Primeiro elemento constitutivo do culto público:
Pregação a partir da Bíblia -
O primeiro elemento constitutivo do culto público, a saber, a pregação a partir da Bíblia. Sei que pode soar um tanto quanto "óbvio" o fato de dizermos que dentro de uma igreja que se diz cristã ser necessário que se pregue a palavra de Cristo - o seu mestre -, mas é necessário que tenhamos em mente que o mero reunir-se em uma igreja que se intitula "evangélica", não caracteriza verdadeira fidelidade à revelação (a Bíblia Sagrada) que Deus nos deixou e por isso que precisamos compreender algumas implicações que deve ter o pregar a partir da Bíblia.
Há tempos ouvi um pastor falando que conhecia um pregador que era conhecido como "o pastor engraçado" (ou "pastor piadista", algo assim), pois suas "pregações" eram sempre muito engraçadas, cheias de comédia e as vezes os ouvintes até mesmo urinavam de tanto rir durante as "pregações". Pensei por um breve momento que aquele pastor iria repudiar tal atitude de seu conhecido, mas não o fez; pelo contrário, aprovou e disse que não havia nada de errado com se ter uma pregação engraçada e que entretenha as pessoas.
"E havia entre os fariseus um homem, chamado Nicodemos, príncipe dos judeus. Este foi ter de noite com Jesus, e disse-lhe: Rabi, bem sabemos que és Mestre, vindo de Deus; porque ninguém pode fazer estes sinais que tu fazes, se Deus não for com ele. Jesus respondeu, e disse-lhe: Na verdade, na verdade te digo que aquele que não nascer de novo, não pode ver o reino de Deus. Disse-lhe Nicodemos: Como pode um homem nascer, sendo velho? Pode, porventura, tornar a entrar no ventre de sua mãe, e nascer? Jesus respondeu: Na verdade, na verdade te digo que aquele que não nascer da água e do Espírito, não pode entrar no reino de Deus. O que é nascido da carne é carne, e o que é nascido do Espírito é espírito" (Jo 3:1-6). Nesta passagem - humanamente falando -, Jesus tem uma excelente oportunidade para pregar a Sua própria mensagem àquele homem que era o príncipe dos judeus, porém Ele não o faz. Jesus não respondeu a Nicodemos de forma engraçada ou suavizou Sua mensagem. Quando Nicodemos questiona Jesus sobre como seria possível alguém nascer de novo (v. 9), Jesus simplesmente lhe responde: "Tu és mestre de Israel, e não sabes isto? (Jo 3:10). O que Jesus quis dizer àquele homem era: "Tu que és mestre de Israel e príncipe dos judeus, que ensinas e te vanglorias de teu conhecimento, não conheces o princípio mais básico sobre a mensagem que dizes viver?". Em momento algum vemos Jesus suavizando ou "divertindo" sua mensagem.

EXERCÍCIO CURTO A: Copie fielmente, do texto sobre a pregação a partir da Bíblia, a parte que começa nas palavras que contêm "Há tempos ouvi" e termina em "entretenha as pessoas.".

DADOS EXTRAÍDOS:
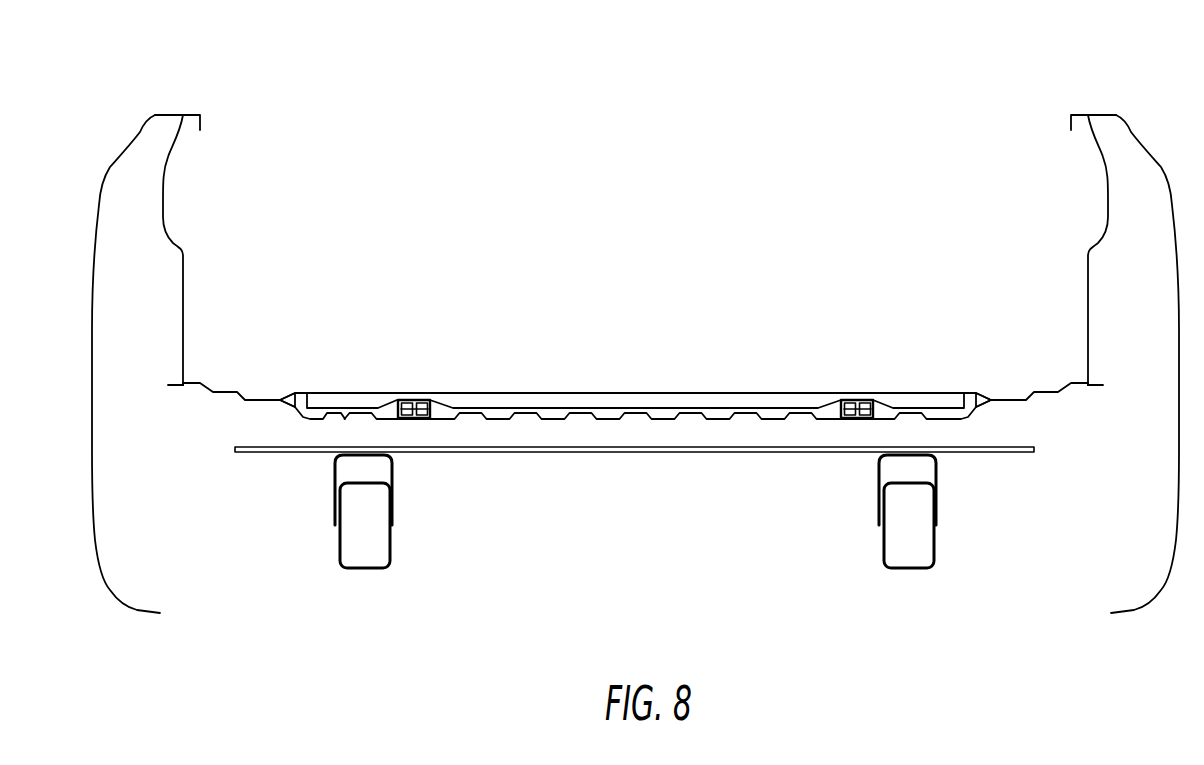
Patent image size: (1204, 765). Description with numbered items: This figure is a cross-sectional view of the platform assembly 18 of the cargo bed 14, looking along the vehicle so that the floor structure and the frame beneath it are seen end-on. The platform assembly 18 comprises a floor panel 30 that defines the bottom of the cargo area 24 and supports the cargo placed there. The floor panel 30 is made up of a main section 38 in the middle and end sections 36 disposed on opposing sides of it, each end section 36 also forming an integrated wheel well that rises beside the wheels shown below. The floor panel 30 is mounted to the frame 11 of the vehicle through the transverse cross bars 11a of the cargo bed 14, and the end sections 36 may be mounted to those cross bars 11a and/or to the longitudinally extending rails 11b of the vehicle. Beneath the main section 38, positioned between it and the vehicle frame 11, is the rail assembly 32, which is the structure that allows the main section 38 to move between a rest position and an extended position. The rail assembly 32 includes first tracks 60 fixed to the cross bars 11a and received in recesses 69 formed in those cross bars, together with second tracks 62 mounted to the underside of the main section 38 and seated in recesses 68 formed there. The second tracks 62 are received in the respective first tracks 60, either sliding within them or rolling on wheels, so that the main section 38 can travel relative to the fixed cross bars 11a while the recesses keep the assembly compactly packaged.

The frame 11 is at (653, 560).
The cross bars 11a is at (663, 440).
The longitudinally extending rails 11b is at (335, 543).
The cargo bed 14 is at (952, 100).
The platform assembly 18 is at (642, 410).
The cargo area 24 is at (618, 210).
The floor panel 30 is at (741, 392).
The rail assembly 32 is at (447, 421).
The end sections 36 is at (298, 393).
The main section 38 is at (505, 393).
The first tracks 60 is at (422, 419).
The second tracks 62 is at (426, 400).
The recesses 68 is at (881, 392).
The recesses 69 is at (877, 426).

EXERCÍCIO CURTO B: Transcreva na íntegra as linhas de todos os registros acima, sem incluir as imagens.

RESPOSTA ESCRITA A:
Há tempos ouvi um pastor falando que conhecia um pregador que era conhecido como "o pastor engraçado" (ou "pastor piadista", algo assim), pois suas "pregações" eram sempre muito engraçadas, cheias de comédia e as vezes os ouvintes até mesmo urinavam de tanto rir durante as "pregações". Pensei por um breve momento que aquele pastor iria repudiar tal atitude de seu conhecido, mas não o fez; pelo contrário, aprovou e disse que não havia nada de errado com se ter uma pregação engraçada e que entretenha as pessoas.

RESPOSTA ESCRITA B:
Patent image size: (1204, 765). Description with numbered items: This figure is a cross-sectional view of the platform assembly 18 of the cargo bed 14, looking along the vehicle so that the floor structure and the frame beneath it are seen end-on. The platform assembly 18 comprises a floor panel 30 that defines the bottom of the cargo area 24 and supports the cargo placed there. The floor panel 30 is made up of a main section 38 in the middle and end sections 36 disposed on opposing sides of it, each end section 36 also forming an integrated wheel well that rises beside the wheels shown below. The floor panel 30 is mounted to the frame 11 of the vehicle through the transverse cross bars 11a of the cargo bed 14, and the end sections 36 may be mounted to those cross bars 11a and/or to the longitudinally extending rails 11b of the vehicle. Beneath the main section 38, positioned between it and the vehicle frame 11, is the rail assembly 32, which is the structure that allows the main section 38 to move between a rest position and an extended position. The rail assembly 32 includes first tracks 60 fixed to the cross bars 11a and received in recesses 69 formed in those cross bars, together with second tracks 62 mounted to the underside of the main section 38 and seated in recesses 68 formed there. The second tracks 62 are received in the respective first tracks 60, either sliding within them or rolling on wheels, so that the main section 38 can travel relative to the fixed cross bars 11a while the recesses keep the assembly compactly packaged.

The frame 11 is at (653, 560).
The cross bars 11a is at (663, 440).
The longitudinally extending rails 11b is at (335, 543).
The cargo bed 14 is at (952, 100).
The platform assembly 18 is at (642, 410).
The cargo area 24 is at (618, 210).
The floor panel 30 is at (741, 392).
The rail assembly 32 is at (447, 421).
The end sections 36 is at (298, 393).
The main section 38 is at (505, 393).
The first tracks 60 is at (422, 419).
The second tracks 62 is at (426, 400).
The recesses 68 is at (881, 392).
The recesses 69 is at (877, 426).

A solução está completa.